Dataset items:
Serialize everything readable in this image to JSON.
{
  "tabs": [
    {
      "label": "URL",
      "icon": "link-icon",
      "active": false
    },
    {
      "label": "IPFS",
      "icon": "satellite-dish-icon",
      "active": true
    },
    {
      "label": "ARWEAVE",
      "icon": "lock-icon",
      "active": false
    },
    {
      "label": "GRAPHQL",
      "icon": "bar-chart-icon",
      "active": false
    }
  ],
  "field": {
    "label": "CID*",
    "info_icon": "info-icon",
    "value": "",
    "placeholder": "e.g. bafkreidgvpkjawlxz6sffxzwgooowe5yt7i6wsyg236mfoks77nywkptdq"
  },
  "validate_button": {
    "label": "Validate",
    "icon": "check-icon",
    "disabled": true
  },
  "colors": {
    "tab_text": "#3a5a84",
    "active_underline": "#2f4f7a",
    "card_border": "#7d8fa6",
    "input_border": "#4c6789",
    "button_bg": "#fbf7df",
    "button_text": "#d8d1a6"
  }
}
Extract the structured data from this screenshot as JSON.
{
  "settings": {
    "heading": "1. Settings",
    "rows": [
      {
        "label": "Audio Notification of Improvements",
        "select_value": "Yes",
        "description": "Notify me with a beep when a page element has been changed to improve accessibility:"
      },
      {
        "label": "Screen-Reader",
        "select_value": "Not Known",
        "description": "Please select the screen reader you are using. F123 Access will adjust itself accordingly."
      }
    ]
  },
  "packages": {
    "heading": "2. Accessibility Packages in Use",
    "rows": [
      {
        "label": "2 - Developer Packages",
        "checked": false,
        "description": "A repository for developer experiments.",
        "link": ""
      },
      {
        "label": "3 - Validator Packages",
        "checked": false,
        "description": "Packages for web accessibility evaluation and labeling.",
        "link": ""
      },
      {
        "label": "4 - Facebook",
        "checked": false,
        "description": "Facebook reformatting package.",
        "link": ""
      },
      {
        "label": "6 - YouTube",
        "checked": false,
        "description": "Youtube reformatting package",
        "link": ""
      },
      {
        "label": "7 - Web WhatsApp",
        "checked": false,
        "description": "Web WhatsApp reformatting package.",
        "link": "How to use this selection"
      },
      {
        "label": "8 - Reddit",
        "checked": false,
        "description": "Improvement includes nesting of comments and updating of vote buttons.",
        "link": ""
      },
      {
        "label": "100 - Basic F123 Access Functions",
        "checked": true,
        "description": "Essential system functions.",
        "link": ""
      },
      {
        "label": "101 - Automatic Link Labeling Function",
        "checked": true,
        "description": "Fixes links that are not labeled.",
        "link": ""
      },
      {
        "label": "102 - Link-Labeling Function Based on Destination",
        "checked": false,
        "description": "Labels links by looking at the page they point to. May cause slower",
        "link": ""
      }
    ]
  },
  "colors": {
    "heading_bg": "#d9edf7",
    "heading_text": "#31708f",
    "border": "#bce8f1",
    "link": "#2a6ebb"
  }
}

| What to do |
Determine how many lines of the records above contain the word "JSON", and report only that number.

| Task response |
2